## [Exercise directions]
Transcribe the listing below word for word.

## [Data for the task]

☆ ☆ ☆

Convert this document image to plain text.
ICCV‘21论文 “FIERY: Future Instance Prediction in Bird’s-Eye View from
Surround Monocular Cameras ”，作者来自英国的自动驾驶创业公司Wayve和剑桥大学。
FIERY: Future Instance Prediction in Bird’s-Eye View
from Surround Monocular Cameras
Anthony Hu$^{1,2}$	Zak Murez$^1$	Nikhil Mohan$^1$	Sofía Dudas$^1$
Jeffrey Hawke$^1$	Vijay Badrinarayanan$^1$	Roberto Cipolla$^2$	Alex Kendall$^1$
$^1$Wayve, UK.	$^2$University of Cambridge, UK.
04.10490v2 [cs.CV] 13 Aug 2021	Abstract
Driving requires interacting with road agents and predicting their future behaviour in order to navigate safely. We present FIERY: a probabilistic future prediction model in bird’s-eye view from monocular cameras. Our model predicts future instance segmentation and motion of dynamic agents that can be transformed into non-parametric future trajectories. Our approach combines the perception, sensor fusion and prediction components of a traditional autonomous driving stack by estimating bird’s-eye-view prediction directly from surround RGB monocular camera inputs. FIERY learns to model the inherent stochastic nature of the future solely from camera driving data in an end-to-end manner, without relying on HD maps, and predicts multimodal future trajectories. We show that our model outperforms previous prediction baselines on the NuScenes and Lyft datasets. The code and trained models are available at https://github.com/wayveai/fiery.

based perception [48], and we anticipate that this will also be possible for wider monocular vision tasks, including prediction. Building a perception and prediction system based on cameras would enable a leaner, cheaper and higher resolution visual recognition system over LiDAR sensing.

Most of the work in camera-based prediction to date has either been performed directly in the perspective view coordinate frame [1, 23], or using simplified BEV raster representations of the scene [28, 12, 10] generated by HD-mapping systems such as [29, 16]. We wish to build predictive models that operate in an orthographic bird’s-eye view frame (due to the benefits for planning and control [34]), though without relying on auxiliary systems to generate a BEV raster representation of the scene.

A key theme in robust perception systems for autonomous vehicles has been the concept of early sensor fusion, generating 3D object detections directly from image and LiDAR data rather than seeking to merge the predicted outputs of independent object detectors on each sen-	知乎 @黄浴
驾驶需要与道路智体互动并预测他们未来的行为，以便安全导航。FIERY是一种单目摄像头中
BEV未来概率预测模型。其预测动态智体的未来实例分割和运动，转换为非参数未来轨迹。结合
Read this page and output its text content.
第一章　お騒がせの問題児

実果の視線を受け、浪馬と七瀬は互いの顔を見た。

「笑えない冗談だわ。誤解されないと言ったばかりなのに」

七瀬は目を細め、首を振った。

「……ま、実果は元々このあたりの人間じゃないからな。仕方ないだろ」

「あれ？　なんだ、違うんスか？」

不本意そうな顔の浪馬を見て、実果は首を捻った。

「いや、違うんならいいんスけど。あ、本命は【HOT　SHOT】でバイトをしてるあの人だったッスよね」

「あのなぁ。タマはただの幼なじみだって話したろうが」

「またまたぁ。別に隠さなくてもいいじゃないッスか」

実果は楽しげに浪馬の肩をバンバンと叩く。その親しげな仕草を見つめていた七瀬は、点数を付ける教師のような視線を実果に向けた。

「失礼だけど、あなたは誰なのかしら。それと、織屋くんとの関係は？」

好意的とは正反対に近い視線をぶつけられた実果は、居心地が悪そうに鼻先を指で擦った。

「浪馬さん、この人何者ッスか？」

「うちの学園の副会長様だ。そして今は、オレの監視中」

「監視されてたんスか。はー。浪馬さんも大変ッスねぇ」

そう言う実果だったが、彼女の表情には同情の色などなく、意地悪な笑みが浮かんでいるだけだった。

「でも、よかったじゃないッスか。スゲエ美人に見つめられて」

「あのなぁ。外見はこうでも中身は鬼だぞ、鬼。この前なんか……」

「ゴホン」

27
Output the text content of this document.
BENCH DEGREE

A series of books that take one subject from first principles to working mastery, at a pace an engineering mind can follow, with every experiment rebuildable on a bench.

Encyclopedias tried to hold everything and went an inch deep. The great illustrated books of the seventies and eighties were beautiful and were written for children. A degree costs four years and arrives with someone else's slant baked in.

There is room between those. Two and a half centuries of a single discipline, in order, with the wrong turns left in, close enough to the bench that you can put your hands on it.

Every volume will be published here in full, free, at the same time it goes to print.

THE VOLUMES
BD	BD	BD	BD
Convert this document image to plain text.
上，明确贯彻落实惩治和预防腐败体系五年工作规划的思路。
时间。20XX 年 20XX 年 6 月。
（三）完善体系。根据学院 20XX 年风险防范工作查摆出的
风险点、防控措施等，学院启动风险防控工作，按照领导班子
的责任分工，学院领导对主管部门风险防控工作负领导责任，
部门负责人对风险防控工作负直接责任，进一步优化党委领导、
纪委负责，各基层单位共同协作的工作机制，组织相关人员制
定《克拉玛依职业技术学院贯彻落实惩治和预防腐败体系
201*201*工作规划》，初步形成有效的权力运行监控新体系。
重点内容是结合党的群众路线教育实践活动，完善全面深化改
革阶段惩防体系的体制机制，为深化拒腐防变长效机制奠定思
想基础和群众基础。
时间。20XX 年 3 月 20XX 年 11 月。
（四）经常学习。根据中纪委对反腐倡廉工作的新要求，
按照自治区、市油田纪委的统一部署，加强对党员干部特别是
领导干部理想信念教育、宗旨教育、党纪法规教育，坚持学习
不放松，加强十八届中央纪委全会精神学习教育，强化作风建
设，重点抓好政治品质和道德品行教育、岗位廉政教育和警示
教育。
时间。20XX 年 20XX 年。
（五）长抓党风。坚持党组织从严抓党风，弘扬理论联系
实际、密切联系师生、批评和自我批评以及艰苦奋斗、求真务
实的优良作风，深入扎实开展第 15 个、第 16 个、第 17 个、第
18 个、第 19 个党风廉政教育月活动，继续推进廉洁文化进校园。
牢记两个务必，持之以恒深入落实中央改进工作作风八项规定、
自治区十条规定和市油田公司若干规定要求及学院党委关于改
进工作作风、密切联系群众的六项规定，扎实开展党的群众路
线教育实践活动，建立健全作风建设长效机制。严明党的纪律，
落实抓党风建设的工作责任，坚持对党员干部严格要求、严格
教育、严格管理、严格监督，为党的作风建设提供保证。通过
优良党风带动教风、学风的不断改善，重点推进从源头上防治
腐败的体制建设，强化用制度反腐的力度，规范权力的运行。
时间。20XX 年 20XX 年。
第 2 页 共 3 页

☆ ☆ ☆

## [The output]
Convert this document image to plain text.
ICCV‘21论文 “FIERY: Future Instance Prediction in Bird’s-Eye View from
Surround Monocular Cameras ”，作者来自英国的自动驾驶创业公司Wayve和剑桥大学。
FIERY: Future Instance Prediction in Bird’s-Eye View
from Surround Monocular Cameras
Anthony Hu$^{1,2}$	Zak Murez$^1$	Nikhil Mohan$^1$	Sofía Dudas$^1$
Jeffrey Hawke$^1$	Vijay Badrinarayanan$^1$	Roberto Cipolla$^2$	Alex Kendall$^1$
$^1$Wayve, UK.	$^2$University of Cambridge, UK.
04.10490v2 [cs.CV] 13 Aug 2021	Abstract
Driving requires interacting with road agents and predicting their future behaviour in order to navigate safely. We present FIERY: a probabilistic future prediction model in bird’s-eye view from monocular cameras. Our model predicts future instance segmentation and motion of dynamic agents that can be transformed into non-parametric future trajectories. Our approach combines the perception, sensor fusion and prediction components of a traditional autonomous driving stack by estimating bird’s-eye-view prediction directly from surround RGB monocular camera inputs. FIERY learns to model the inherent stochastic nature of the future solely from camera driving data in an end-to-end manner, without relying on HD maps, and predicts multimodal future trajectories. We show that our model outperforms previous prediction baselines on the NuScenes and Lyft datasets. The code and trained models are available at https://github.com/wayveai/fiery.

based perception [48], and we anticipate that this will also be possible for wider monocular vision tasks, including prediction. Building a perception and prediction system based on cameras would enable a leaner, cheaper and higher resolution visual recognition system over LiDAR sensing.

Most of the work in camera-based prediction to date has either been performed directly in the perspective view coordinate frame [1, 23], or using simplified BEV raster representations of the scene [28, 12, 10] generated by HD-mapping systems such as [29, 16]. We wish to build predictive models that operate in an orthographic bird’s-eye view frame (due to the benefits for planning and control [34]), though without relying on auxiliary systems to generate a BEV raster representation of the scene.

A key theme in robust perception systems for autonomous vehicles has been the concept of early sensor fusion, generating 3D object detections directly from image and LiDAR data rather than seeking to merge the predicted outputs of independent object detectors on each sen-	知乎 @黄浴
驾驶需要与道路智体互动并预测他们未来的行为，以便安全导航。FIERY是一种单目摄像头中
BEV未来概率预测模型。其预测动态智体的未来实例分割和运动，转换为非参数未来轨迹。结合
Read this page and output its text content.
第一章　お騒がせの問題児

実果の視線を受け、浪馬と七瀬は互いの顔を見た。

「笑えない冗談だわ。誤解されないと言ったばかりなのに」

七瀬は目を細め、首を振った。

「……ま、実果は元々このあたりの人間じゃないからな。仕方ないだろ」

「あれ？　なんだ、違うんスか？」

不本意そうな顔の浪馬を見て、実果は首を捻った。

「いや、違うんならいいんスけど。あ、本命は【HOT　SHOT】でバイトをしてるあの人だったッスよね」

「あのなぁ。タマはただの幼なじみだって話したろうが」

「またまたぁ。別に隠さなくてもいいじゃないッスか」

実果は楽しげに浪馬の肩をバンバンと叩く。その親しげな仕草を見つめていた七瀬は、点数を付ける教師のような視線を実果に向けた。

「失礼だけど、あなたは誰なのかしら。それと、織屋くんとの関係は？」

好意的とは正反対に近い視線をぶつけられた実果は、居心地が悪そうに鼻先を指で擦った。

「浪馬さん、この人何者ッスか？」

「うちの学園の副会長様だ。そして今は、オレの監視中」

「監視されてたんスか。はー。浪馬さんも大変ッスねぇ」

そう言う実果だったが、彼女の表情には同情の色などなく、意地悪な笑みが浮かんでいるだけだった。

「でも、よかったじゃないッスか。スゲエ美人に見つめられて」

「あのなぁ。外見はこうでも中身は鬼だぞ、鬼。この前なんか……」

「ゴホン」

27
Output the text content of this document.
BENCH DEGREE

A series of books that take one subject from first principles to working mastery, at a pace an engineering mind can follow, with every experiment rebuildable on a bench.

Encyclopedias tried to hold everything and went an inch deep. The great illustrated books of the seventies and eighties were beautiful and were written for children. A degree costs four years and arrives with someone else's slant baked in.

There is room between those. Two and a half centuries of a single discipline, in order, with the wrong turns left in, close enough to the bench that you can put your hands on it.

Every volume will be published here in full, free, at the same time it goes to print.

THE VOLUMES
BD	BD	BD	BD
Convert this document image to plain text.
上，明确贯彻落实惩治和预防腐败体系五年工作规划的思路。
时间。20XX 年 20XX 年 6 月。
（三）完善体系。根据学院 20XX 年风险防范工作查摆出的
风险点、防控措施等，学院启动风险防控工作，按照领导班子
的责任分工，学院领导对主管部门风险防控工作负领导责任，
部门负责人对风险防控工作负直接责任，进一步优化党委领导、
纪委负责，各基层单位共同协作的工作机制，组织相关人员制
定《克拉玛依职业技术学院贯彻落实惩治和预防腐败体系
201*201*工作规划》，初步形成有效的权力运行监控新体系。
重点内容是结合党的群众路线教育实践活动，完善全面深化改
革阶段惩防体系的体制机制，为深化拒腐防变长效机制奠定思
想基础和群众基础。
时间。20XX 年 3 月 20XX 年 11 月。
（四）经常学习。根据中纪委对反腐倡廉工作的新要求，
按照自治区、市油田纪委的统一部署，加强对党员干部特别是
领导干部理想信念教育、宗旨教育、党纪法规教育，坚持学习
不放松，加强十八届中央纪委全会精神学习教育，强化作风建
设，重点抓好政治品质和道德品行教育、岗位廉政教育和警示
教育。
时间。20XX 年 20XX 年。
（五）长抓党风。坚持党组织从严抓党风，弘扬理论联系
实际、密切联系师生、批评和自我批评以及艰苦奋斗、求真务
实的优良作风，深入扎实开展第 15 个、第 16 个、第 17 个、第
18 个、第 19 个党风廉政教育月活动，继续推进廉洁文化进校园。
牢记两个务必，持之以恒深入落实中央改进工作作风八项规定、
自治区十条规定和市油田公司若干规定要求及学院党委关于改
进工作作风、密切联系群众的六项规定，扎实开展党的群众路
线教育实践活动，建立健全作风建设长效机制。严明党的纪律，
落实抓党风建设的工作责任，坚持对党员干部严格要求、严格
教育、严格管理、严格监督，为党的作风建设提供保证。通过
优良党风带动教风、学风的不断改善，重点推进从源头上防治
腐败的体制建设，强化用制度反腐的力度，规范权力的运行。
时间。20XX 年 20XX 年。
第 2 页 共 3 页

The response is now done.